Set problem: Scan the entries below. List each line with "desenvolveram".
___
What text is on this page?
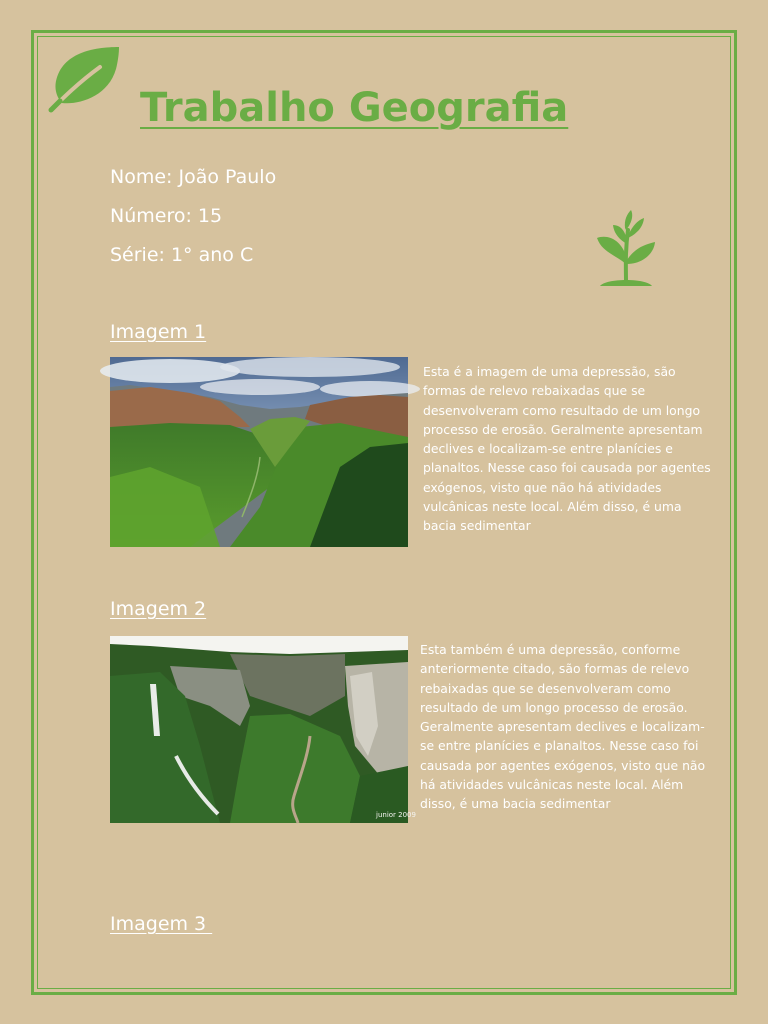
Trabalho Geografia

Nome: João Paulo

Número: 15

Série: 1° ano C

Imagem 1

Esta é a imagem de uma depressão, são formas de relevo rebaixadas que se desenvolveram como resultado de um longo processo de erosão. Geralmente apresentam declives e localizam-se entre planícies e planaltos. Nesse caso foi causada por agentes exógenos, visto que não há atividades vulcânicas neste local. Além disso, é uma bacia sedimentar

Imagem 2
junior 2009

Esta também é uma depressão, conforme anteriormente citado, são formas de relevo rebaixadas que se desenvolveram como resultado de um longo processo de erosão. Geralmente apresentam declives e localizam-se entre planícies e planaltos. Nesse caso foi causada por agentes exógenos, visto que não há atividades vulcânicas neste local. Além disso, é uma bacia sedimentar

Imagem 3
___
Solution to this task:
Esta é a imagem de uma depressão, são formas de relevo rebaixadas que se desenvolveram como resultado de um longo processo de erosão. Geralmente apresentam declives e localizam-se entre planícies e planaltos. Nesse caso foi causada por agentes exógenos, visto que não há atividades vulcânicas neste local. Além disso, é uma bacia sedimentar
Esta também é uma depressão, conforme anteriormente citado, são formas de relevo rebaixadas que se desenvolveram como resultado de um longo processo de erosão. Geralmente apresentam declives e localizam-se entre planícies e planaltos. Nesse caso foi causada por agentes exógenos, visto que não há atividades vulcânicas neste local. Além disso, é uma bacia sedimentar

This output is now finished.